[Figure content listings]
'''

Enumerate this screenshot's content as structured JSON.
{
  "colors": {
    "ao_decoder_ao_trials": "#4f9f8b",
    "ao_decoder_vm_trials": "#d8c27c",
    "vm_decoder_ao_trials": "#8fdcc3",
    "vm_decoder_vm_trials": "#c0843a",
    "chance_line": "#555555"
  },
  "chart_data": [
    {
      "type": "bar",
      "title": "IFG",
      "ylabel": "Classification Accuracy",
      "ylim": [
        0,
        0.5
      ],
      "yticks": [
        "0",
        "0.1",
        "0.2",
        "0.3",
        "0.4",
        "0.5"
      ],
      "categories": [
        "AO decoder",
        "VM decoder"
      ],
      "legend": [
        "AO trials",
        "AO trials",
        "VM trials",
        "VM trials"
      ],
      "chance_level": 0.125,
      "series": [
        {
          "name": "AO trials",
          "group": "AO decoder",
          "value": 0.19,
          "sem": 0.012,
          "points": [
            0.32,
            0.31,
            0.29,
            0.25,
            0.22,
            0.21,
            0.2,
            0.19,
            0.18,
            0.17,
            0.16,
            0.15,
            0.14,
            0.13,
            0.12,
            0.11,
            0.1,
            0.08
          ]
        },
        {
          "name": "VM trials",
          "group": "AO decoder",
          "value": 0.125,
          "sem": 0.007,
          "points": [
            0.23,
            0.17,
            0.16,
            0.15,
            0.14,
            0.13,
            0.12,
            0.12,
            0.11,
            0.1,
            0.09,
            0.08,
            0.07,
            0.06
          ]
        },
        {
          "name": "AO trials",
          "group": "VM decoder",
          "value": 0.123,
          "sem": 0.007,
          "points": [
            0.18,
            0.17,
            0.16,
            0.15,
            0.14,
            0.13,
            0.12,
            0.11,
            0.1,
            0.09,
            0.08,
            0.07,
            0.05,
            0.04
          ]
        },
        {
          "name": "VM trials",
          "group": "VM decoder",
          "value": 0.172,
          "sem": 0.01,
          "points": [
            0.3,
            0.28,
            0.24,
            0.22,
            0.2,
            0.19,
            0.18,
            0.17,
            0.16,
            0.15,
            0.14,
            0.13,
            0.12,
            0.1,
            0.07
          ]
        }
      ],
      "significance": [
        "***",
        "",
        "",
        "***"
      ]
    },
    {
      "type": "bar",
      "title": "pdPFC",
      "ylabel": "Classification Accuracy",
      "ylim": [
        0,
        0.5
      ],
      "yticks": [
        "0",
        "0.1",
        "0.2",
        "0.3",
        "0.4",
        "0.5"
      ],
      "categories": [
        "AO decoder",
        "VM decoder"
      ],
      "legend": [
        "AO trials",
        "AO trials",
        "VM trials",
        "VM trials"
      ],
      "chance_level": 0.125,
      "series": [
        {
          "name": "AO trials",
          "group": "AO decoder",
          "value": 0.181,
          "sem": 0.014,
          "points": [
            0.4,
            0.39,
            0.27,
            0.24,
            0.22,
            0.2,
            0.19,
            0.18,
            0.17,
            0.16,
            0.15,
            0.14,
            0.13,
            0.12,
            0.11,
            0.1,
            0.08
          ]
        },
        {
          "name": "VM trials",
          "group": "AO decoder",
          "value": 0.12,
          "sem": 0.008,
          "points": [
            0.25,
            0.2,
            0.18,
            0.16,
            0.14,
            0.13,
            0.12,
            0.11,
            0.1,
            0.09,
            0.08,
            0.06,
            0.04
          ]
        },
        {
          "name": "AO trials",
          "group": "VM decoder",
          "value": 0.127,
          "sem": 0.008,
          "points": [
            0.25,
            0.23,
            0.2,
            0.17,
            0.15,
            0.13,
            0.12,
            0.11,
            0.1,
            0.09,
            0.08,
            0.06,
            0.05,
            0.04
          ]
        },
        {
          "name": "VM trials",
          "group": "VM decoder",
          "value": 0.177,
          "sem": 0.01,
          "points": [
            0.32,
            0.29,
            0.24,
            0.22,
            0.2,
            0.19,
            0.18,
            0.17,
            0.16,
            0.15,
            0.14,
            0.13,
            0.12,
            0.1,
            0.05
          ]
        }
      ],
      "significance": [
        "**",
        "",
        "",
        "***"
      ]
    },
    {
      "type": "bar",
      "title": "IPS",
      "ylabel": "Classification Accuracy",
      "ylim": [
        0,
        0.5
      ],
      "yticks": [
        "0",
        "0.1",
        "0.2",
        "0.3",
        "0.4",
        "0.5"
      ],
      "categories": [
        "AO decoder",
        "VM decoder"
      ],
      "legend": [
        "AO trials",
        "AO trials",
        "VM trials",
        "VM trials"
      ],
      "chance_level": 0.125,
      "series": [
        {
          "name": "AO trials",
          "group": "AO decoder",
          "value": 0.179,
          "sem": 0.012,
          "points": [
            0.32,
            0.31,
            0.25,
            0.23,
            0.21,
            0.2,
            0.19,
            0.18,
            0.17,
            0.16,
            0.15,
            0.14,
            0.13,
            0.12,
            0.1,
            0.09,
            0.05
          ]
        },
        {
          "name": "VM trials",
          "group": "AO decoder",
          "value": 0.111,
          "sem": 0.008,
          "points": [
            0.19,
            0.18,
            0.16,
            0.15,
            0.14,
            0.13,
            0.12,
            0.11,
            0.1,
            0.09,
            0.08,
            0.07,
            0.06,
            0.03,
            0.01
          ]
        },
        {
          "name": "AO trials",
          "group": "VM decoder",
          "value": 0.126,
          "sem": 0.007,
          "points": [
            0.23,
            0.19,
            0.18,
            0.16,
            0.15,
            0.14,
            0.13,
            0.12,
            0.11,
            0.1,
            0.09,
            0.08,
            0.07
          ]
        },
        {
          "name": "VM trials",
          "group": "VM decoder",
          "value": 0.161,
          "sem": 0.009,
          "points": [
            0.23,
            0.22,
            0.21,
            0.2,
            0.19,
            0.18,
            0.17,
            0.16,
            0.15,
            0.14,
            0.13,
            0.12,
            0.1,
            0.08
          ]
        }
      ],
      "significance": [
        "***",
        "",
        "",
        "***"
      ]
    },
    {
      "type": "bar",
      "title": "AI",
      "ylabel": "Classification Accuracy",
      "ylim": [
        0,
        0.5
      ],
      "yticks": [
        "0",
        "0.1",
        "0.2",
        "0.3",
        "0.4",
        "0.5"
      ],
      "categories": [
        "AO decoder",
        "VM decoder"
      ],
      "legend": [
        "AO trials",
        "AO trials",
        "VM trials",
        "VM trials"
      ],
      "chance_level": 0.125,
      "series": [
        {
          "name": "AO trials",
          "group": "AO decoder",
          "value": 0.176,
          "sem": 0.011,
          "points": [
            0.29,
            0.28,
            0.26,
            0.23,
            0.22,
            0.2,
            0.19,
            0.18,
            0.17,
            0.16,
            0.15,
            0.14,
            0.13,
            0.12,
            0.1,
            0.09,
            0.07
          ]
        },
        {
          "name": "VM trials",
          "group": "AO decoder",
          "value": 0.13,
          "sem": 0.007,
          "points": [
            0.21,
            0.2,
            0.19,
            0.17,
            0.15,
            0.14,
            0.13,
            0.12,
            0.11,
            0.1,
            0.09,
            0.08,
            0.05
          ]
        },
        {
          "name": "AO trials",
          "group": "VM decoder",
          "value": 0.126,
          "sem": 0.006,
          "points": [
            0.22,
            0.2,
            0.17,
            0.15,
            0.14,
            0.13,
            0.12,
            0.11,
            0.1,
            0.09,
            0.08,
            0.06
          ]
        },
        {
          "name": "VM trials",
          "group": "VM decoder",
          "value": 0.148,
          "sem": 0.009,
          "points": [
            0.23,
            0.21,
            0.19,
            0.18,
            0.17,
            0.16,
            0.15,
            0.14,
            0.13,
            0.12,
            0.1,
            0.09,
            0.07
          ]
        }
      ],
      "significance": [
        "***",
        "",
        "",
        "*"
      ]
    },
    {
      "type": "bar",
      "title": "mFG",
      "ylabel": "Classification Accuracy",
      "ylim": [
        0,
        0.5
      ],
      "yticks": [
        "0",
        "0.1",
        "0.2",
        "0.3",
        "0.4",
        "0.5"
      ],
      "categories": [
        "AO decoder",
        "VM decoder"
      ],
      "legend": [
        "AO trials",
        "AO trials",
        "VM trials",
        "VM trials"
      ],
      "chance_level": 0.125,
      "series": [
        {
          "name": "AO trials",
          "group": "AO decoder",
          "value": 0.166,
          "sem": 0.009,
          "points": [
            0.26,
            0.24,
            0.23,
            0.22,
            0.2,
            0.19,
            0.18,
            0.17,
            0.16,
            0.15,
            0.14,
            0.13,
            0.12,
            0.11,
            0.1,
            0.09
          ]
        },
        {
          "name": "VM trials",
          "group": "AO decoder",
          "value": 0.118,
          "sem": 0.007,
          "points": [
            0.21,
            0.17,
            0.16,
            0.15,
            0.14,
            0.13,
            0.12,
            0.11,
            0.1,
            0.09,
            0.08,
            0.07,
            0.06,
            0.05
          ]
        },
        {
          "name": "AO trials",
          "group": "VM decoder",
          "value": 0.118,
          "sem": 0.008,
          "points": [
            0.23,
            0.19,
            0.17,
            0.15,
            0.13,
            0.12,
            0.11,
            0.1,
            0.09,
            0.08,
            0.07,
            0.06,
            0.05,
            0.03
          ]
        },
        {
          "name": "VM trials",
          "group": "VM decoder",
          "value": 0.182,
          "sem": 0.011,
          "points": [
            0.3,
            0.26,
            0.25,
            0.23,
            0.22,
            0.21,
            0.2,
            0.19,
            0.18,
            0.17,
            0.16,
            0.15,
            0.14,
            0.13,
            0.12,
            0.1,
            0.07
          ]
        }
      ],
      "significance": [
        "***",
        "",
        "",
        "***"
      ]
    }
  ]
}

'''

→ **Exercise requirements**:
Tally the lines of the records holding the word "title", then give only the resulting number.

→ **Exercise result**:
5